**Problem to solve:** Select the lines that hold the word "first" and copy each one.

**Rows:**
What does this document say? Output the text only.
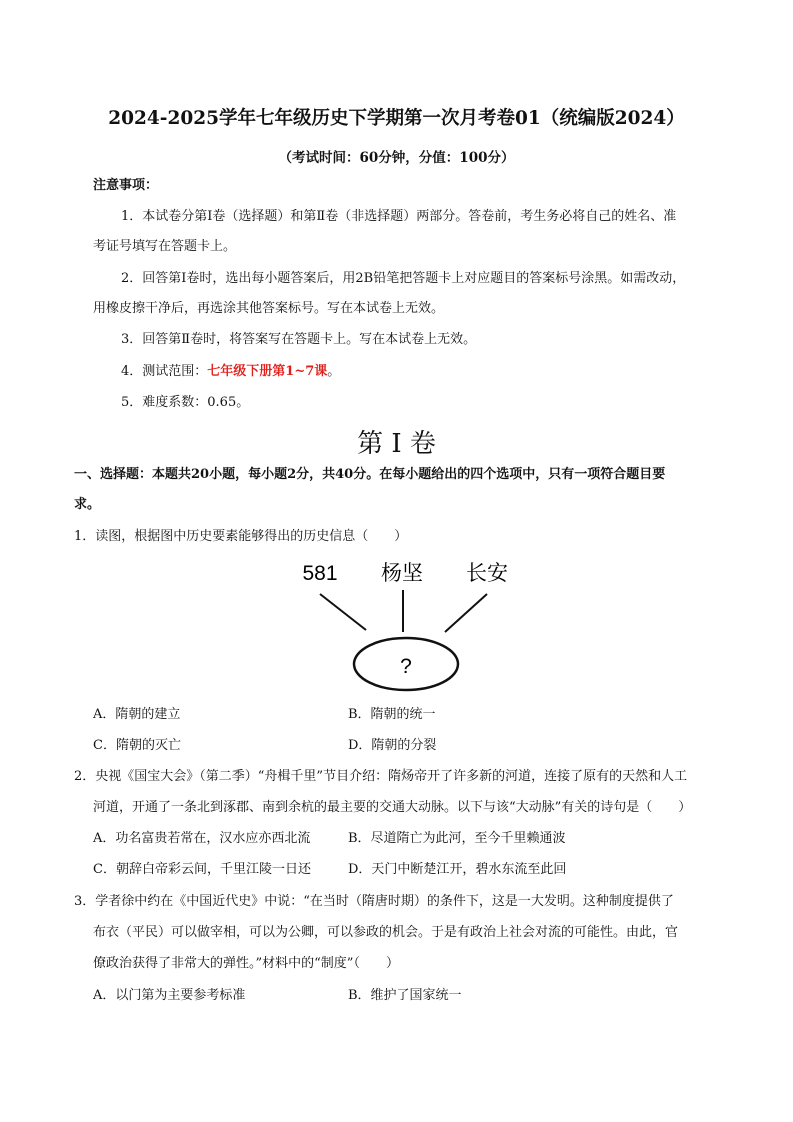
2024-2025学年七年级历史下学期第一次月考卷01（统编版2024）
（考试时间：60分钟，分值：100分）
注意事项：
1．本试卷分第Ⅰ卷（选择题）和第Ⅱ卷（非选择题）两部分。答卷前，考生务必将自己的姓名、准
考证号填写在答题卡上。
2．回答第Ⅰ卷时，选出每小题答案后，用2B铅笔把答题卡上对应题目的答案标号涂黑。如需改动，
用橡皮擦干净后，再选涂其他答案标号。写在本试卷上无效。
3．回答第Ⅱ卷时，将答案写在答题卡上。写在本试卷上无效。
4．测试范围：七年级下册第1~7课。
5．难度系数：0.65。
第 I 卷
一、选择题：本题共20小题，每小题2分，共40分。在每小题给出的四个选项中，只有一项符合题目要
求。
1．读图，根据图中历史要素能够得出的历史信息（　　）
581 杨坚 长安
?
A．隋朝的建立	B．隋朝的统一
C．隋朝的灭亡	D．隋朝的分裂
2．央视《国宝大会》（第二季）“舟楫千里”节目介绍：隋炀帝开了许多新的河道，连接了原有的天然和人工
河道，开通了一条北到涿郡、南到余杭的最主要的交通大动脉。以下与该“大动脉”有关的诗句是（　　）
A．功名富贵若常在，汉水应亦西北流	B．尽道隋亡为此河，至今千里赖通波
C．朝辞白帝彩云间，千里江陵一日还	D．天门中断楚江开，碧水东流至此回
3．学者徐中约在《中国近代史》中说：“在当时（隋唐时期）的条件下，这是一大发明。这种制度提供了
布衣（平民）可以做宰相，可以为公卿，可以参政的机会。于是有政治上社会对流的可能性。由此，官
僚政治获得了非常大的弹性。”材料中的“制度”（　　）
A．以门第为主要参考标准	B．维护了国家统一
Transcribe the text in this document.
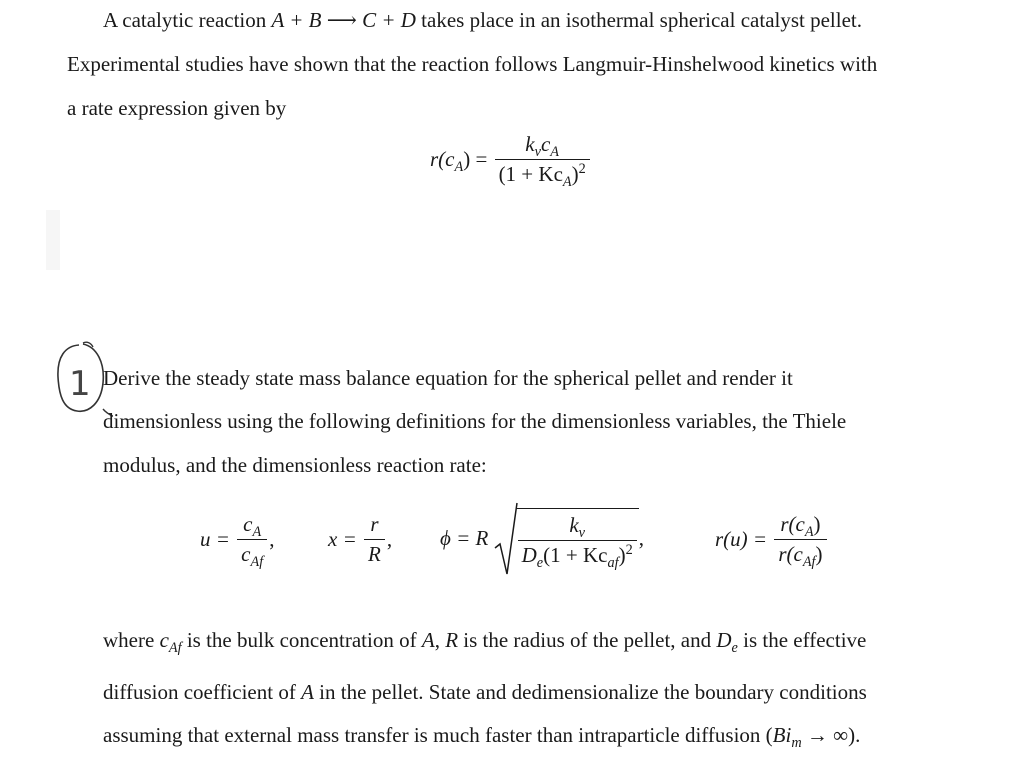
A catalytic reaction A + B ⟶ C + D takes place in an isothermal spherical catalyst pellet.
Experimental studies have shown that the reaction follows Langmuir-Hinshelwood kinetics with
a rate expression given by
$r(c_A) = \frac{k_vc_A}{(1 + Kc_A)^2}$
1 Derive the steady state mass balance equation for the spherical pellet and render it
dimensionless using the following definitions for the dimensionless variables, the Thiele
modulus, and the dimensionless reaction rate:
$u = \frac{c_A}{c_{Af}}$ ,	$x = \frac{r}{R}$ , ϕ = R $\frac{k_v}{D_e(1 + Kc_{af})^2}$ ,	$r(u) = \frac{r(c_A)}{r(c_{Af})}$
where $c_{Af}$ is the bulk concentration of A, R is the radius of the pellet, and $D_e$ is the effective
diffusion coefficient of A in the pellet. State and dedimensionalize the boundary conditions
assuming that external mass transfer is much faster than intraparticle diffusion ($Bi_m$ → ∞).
...
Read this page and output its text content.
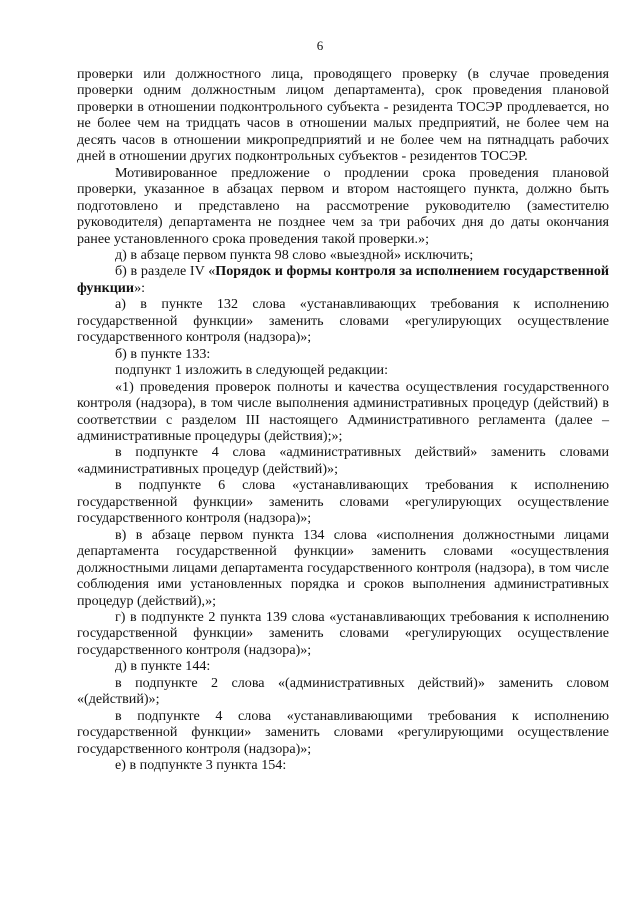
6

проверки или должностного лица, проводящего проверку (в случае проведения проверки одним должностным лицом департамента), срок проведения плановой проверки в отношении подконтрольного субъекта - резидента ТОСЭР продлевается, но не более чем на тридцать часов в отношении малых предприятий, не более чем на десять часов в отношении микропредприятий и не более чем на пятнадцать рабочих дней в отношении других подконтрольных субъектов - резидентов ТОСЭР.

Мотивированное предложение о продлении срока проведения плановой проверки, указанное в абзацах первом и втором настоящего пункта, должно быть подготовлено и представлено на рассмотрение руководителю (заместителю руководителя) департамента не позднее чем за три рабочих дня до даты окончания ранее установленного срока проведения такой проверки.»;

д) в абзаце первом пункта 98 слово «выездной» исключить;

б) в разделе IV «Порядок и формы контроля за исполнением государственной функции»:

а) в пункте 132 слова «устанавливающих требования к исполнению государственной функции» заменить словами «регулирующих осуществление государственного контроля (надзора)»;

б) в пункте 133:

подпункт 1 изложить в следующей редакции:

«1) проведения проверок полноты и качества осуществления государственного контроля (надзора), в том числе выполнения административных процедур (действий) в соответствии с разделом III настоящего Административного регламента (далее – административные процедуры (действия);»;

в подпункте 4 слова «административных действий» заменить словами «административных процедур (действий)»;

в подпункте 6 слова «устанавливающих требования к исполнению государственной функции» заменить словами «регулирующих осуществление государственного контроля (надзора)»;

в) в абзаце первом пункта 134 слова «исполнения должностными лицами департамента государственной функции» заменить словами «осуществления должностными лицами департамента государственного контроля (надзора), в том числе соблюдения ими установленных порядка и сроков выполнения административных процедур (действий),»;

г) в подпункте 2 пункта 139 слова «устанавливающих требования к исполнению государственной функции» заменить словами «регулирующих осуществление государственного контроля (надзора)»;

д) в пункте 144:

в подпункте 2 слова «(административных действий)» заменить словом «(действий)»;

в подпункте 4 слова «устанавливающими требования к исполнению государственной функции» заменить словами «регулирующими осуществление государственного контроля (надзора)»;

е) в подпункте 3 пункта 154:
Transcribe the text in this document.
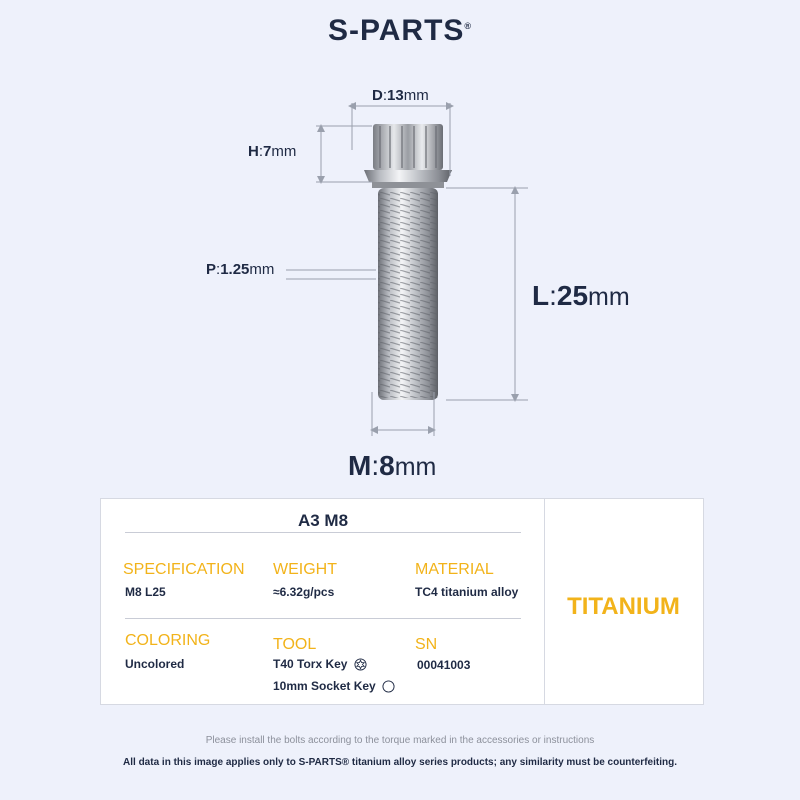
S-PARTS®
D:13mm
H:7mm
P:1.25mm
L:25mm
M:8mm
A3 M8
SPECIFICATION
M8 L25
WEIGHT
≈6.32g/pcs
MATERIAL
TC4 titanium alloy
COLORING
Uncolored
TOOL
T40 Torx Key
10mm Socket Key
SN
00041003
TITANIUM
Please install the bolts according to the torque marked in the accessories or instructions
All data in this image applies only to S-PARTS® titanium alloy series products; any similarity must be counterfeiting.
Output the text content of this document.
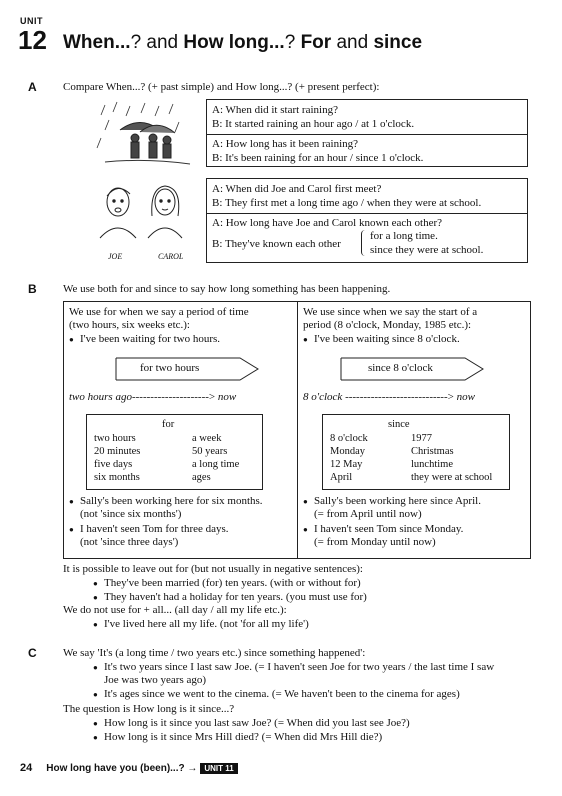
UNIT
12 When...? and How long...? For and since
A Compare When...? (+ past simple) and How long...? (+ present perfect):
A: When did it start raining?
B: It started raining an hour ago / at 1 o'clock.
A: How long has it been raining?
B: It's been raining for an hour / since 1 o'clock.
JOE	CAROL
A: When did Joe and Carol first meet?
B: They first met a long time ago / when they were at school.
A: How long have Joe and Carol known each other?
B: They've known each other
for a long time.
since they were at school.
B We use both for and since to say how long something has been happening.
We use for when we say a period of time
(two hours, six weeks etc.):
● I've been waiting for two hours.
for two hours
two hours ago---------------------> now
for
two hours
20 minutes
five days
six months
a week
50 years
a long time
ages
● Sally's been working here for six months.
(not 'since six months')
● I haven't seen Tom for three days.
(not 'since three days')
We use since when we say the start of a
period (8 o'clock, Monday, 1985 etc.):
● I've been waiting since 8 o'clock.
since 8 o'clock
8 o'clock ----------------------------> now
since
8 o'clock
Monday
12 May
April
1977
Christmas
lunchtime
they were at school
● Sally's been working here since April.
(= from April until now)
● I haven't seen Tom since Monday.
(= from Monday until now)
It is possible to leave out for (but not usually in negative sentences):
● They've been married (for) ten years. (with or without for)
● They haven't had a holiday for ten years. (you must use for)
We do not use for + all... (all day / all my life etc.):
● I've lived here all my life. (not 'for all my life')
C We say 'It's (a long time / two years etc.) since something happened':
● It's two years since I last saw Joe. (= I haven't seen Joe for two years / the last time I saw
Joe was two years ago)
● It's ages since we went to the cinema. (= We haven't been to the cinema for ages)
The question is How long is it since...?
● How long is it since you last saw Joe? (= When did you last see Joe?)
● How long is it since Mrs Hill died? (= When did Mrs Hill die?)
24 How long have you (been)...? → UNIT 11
---
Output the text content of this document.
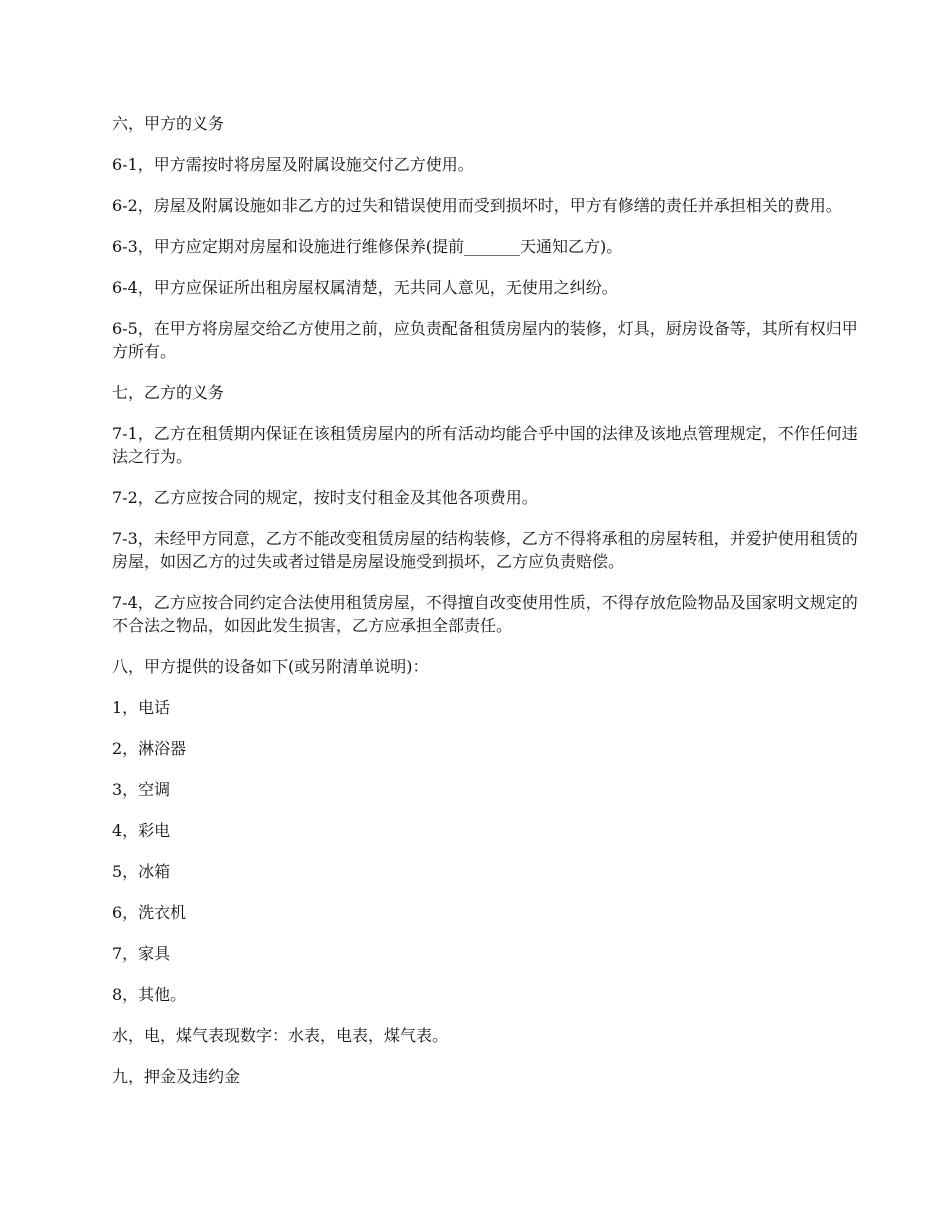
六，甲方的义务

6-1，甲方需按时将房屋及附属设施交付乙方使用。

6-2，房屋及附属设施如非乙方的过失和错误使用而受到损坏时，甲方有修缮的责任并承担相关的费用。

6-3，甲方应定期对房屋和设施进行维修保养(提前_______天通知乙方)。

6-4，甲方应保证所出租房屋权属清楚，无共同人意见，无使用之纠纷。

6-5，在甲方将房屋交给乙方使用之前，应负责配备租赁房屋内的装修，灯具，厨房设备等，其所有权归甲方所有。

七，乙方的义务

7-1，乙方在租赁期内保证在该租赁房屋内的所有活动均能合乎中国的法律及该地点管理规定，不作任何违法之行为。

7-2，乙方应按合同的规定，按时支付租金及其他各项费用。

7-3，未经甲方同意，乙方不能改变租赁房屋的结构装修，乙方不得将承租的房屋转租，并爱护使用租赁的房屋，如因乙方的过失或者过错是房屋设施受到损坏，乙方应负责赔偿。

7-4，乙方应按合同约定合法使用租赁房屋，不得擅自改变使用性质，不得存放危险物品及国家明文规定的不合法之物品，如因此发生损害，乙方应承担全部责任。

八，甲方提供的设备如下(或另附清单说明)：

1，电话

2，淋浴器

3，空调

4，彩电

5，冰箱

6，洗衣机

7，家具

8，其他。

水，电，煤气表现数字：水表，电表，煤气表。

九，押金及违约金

**Solution:**
A: When did Joe and Carol first meet?
B: They first met a long time ago / when they were at school.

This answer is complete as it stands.